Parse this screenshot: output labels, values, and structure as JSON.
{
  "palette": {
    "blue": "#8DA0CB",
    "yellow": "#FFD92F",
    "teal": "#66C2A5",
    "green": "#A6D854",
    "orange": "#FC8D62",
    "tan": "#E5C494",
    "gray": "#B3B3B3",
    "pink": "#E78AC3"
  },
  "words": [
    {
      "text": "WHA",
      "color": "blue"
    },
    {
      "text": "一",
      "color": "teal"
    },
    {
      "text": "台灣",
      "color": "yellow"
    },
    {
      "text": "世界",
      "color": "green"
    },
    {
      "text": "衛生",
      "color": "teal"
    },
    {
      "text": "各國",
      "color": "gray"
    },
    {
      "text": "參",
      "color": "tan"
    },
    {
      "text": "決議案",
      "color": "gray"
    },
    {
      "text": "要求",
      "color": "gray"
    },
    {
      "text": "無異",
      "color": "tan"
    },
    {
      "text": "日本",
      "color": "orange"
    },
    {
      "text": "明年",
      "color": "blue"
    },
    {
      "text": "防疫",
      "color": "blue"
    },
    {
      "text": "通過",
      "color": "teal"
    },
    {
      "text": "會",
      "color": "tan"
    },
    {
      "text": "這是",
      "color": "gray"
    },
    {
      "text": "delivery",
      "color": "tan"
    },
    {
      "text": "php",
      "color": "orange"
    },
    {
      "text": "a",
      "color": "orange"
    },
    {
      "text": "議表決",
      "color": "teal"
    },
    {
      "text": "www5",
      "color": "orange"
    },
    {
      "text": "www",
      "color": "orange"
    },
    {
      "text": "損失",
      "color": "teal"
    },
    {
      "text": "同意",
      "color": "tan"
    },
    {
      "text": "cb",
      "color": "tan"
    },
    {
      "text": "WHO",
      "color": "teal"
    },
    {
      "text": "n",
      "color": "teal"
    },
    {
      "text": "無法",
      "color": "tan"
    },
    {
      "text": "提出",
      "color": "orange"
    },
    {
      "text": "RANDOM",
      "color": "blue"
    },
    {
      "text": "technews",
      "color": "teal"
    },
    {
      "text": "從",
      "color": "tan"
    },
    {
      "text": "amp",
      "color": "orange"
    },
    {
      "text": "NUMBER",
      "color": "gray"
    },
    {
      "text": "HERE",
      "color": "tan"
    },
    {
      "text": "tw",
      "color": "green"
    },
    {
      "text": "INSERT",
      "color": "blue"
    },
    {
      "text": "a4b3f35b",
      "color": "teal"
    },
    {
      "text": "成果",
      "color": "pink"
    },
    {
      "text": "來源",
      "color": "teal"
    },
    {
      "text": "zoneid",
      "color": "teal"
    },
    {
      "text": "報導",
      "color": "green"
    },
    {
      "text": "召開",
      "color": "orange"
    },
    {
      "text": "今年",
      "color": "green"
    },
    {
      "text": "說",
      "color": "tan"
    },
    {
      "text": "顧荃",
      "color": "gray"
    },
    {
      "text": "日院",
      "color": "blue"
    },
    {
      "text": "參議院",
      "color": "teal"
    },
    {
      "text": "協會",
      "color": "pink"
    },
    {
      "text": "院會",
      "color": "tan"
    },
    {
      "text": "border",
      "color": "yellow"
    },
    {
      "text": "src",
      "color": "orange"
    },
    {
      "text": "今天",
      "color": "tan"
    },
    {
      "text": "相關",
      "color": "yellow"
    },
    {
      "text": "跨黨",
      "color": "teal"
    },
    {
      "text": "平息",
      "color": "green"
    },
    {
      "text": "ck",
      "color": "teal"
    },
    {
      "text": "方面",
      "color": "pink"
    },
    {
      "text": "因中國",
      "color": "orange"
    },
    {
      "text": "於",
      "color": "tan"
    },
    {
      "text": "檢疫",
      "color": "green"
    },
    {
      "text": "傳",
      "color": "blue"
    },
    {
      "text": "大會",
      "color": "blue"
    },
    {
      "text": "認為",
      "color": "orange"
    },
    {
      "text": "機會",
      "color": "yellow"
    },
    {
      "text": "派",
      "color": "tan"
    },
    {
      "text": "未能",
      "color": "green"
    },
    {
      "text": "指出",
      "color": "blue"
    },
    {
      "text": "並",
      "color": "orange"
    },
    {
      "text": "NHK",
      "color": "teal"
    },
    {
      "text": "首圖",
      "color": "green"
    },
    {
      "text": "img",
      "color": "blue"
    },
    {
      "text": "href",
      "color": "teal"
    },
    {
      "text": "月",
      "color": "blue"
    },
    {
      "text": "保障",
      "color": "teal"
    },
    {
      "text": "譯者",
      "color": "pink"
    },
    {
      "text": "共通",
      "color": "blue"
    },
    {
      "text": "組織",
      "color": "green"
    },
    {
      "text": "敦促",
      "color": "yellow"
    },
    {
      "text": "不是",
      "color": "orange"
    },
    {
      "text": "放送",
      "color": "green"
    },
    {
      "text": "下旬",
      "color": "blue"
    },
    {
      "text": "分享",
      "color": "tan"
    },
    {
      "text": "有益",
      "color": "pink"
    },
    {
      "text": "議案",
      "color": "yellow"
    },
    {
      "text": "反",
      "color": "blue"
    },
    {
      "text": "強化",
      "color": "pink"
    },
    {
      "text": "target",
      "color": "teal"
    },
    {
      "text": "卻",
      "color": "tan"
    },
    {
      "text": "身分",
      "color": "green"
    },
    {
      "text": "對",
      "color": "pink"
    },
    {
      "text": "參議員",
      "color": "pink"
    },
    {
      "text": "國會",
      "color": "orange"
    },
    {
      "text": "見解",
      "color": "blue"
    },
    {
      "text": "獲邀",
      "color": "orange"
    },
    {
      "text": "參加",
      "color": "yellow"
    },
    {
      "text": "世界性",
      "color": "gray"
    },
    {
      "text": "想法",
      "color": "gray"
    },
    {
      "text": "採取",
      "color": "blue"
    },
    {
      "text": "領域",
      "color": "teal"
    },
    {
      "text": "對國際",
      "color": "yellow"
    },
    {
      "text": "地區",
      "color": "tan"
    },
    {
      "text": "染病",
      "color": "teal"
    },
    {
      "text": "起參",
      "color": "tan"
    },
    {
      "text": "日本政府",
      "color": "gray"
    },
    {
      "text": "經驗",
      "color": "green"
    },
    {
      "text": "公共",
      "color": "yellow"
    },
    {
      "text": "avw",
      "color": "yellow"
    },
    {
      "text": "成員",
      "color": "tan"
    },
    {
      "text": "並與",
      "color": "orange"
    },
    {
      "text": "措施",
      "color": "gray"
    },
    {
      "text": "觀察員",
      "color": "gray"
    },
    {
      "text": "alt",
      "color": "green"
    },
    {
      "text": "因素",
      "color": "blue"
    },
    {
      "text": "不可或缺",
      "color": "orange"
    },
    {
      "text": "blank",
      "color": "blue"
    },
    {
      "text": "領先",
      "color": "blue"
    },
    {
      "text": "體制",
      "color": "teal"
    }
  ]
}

++++

_What is being asked_
Every record above should be output exactly.

_Response for this exercise_
Parse this screenshot: output labels, values, and structure as JSON.
{
  "palette": {
    "blue": "#8DA0CB",
    "yellow": "#FFD92F",
    "teal": "#66C2A5",
    "green": "#A6D854",
    "orange": "#FC8D62",
    "tan": "#E5C494",
    "gray": "#B3B3B3",
    "pink": "#E78AC3"
  },
  "words": [
    {
      "text": "WHA",
      "color": "blue"
    },
    {
      "text": "一",
      "color": "teal"
    },
    {
      "text": "台灣",
      "color": "yellow"
    },
    {
      "text": "世界",
      "color": "green"
    },
    {
      "text": "衛生",
      "color": "teal"
    },
    {
      "text": "各國",
      "color": "gray"
    },
    {
      "text": "參",
      "color": "tan"
    },
    {
      "text": "決議案",
      "color": "gray"
    },
    {
      "text": "要求",
      "color": "gray"
    },
    {
      "text": "無異",
      "color": "tan"
    },
    {
      "text": "日本",
      "color": "orange"
    },
    {
      "text": "明年",
      "color": "blue"
    },
    {
      "text": "防疫",
      "color": "blue"
    },
    {
      "text": "通過",
      "color": "teal"
    },
    {
      "text": "會",
      "color": "tan"
    },
    {
      "text": "這是",
      "color": "gray"
    },
    {
      "text": "delivery",
      "color": "tan"
    },
    {
      "text": "php",
      "color": "orange"
    },
    {
      "text": "a",
      "color": "orange"
    },
    {
      "text": "議表決",
      "color": "teal"
    },
    {
      "text": "www5",
      "color": "orange"
    },
    {
      "text": "www",
      "color": "orange"
    },
    {
      "text": "損失",
      "color": "teal"
    },
    {
      "text": "同意",
      "color": "tan"
    },
    {
      "text": "cb",
      "color": "tan"
    },
    {
      "text": "WHO",
      "color": "teal"
    },
    {
      "text": "n",
      "color": "teal"
    },
    {
      "text": "無法",
      "color": "tan"
    },
    {
      "text": "提出",
      "color": "orange"
    },
    {
      "text": "RANDOM",
      "color": "blue"
    },
    {
      "text": "technews",
      "color": "teal"
    },
    {
      "text": "從",
      "color": "tan"
    },
    {
      "text": "amp",
      "color": "orange"
    },
    {
      "text": "NUMBER",
      "color": "gray"
    },
    {
      "text": "HERE",
      "color": "tan"
    },
    {
      "text": "tw",
      "color": "green"
    },
    {
      "text": "INSERT",
      "color": "blue"
    },
    {
      "text": "a4b3f35b",
      "color": "teal"
    },
    {
      "text": "成果",
      "color": "pink"
    },
    {
      "text": "來源",
      "color": "teal"
    },
    {
      "text": "zoneid",
      "color": "teal"
    },
    {
      "text": "報導",
      "color": "green"
    },
    {
      "text": "召開",
      "color": "orange"
    },
    {
      "text": "今年",
      "color": "green"
    },
    {
      "text": "說",
      "color": "tan"
    },
    {
      "text": "顧荃",
      "color": "gray"
    },
    {
      "text": "日院",
      "color": "blue"
    },
    {
      "text": "參議院",
      "color": "teal"
    },
    {
      "text": "協會",
      "color": "pink"
    },
    {
      "text": "院會",
      "color": "tan"
    },
    {
      "text": "border",
      "color": "yellow"
    },
    {
      "text": "src",
      "color": "orange"
    },
    {
      "text": "今天",
      "color": "tan"
    },
    {
      "text": "相關",
      "color": "yellow"
    },
    {
      "text": "跨黨",
      "color": "teal"
    },
    {
      "text": "平息",
      "color": "green"
    },
    {
      "text": "ck",
      "color": "teal"
    },
    {
      "text": "方面",
      "color": "pink"
    },
    {
      "text": "因中國",
      "color": "orange"
    },
    {
      "text": "於",
      "color": "tan"
    },
    {
      "text": "檢疫",
      "color": "green"
    },
    {
      "text": "傳",
      "color": "blue"
    },
    {
      "text": "大會",
      "color": "blue"
    },
    {
      "text": "認為",
      "color": "orange"
    },
    {
      "text": "機會",
      "color": "yellow"
    },
    {
      "text": "派",
      "color": "tan"
    },
    {
      "text": "未能",
      "color": "green"
    },
    {
      "text": "指出",
      "color": "blue"
    },
    {
      "text": "並",
      "color": "orange"
    },
    {
      "text": "NHK",
      "color": "teal"
    },
    {
      "text": "首圖",
      "color": "green"
    },
    {
      "text": "img",
      "color": "blue"
    },
    {
      "text": "href",
      "color": "teal"
    },
    {
      "text": "月",
      "color": "blue"
    },
    {
      "text": "保障",
      "color": "teal"
    },
    {
      "text": "譯者",
      "color": "pink"
    },
    {
      "text": "共通",
      "color": "blue"
    },
    {
      "text": "組織",
      "color": "green"
    },
    {
      "text": "敦促",
      "color": "yellow"
    },
    {
      "text": "不是",
      "color": "orange"
    },
    {
      "text": "放送",
      "color": "green"
    },
    {
      "text": "下旬",
      "color": "blue"
    },
    {
      "text": "分享",
      "color": "tan"
    },
    {
      "text": "有益",
      "color": "pink"
    },
    {
      "text": "議案",
      "color": "yellow"
    },
    {
      "text": "反",
      "color": "blue"
    },
    {
      "text": "強化",
      "color": "pink"
    },
    {
      "text": "target",
      "color": "teal"
    },
    {
      "text": "卻",
      "color": "tan"
    },
    {
      "text": "身分",
      "color": "green"
    },
    {
      "text": "對",
      "color": "pink"
    },
    {
      "text": "參議員",
      "color": "pink"
    },
    {
      "text": "國會",
      "color": "orange"
    },
    {
      "text": "見解",
      "color": "blue"
    },
    {
      "text": "獲邀",
      "color": "orange"
    },
    {
      "text": "參加",
      "color": "yellow"
    },
    {
      "text": "世界性",
      "color": "gray"
    },
    {
      "text": "想法",
      "color": "gray"
    },
    {
      "text": "採取",
      "color": "blue"
    },
    {
      "text": "領域",
      "color": "teal"
    },
    {
      "text": "對國際",
      "color": "yellow"
    },
    {
      "text": "地區",
      "color": "tan"
    },
    {
      "text": "染病",
      "color": "teal"
    },
    {
      "text": "起參",
      "color": "tan"
    },
    {
      "text": "日本政府",
      "color": "gray"
    },
    {
      "text": "經驗",
      "color": "green"
    },
    {
      "text": "公共",
      "color": "yellow"
    },
    {
      "text": "avw",
      "color": "yellow"
    },
    {
      "text": "成員",
      "color": "tan"
    },
    {
      "text": "並與",
      "color": "orange"
    },
    {
      "text": "措施",
      "color": "gray"
    },
    {
      "text": "觀察員",
      "color": "gray"
    },
    {
      "text": "alt",
      "color": "green"
    },
    {
      "text": "因素",
      "color": "blue"
    },
    {
      "text": "不可或缺",
      "color": "orange"
    },
    {
      "text": "blank",
      "color": "blue"
    },
    {
      "text": "領先",
      "color": "blue"
    },
    {
      "text": "體制",
      "color": "teal"
    }
  ]
}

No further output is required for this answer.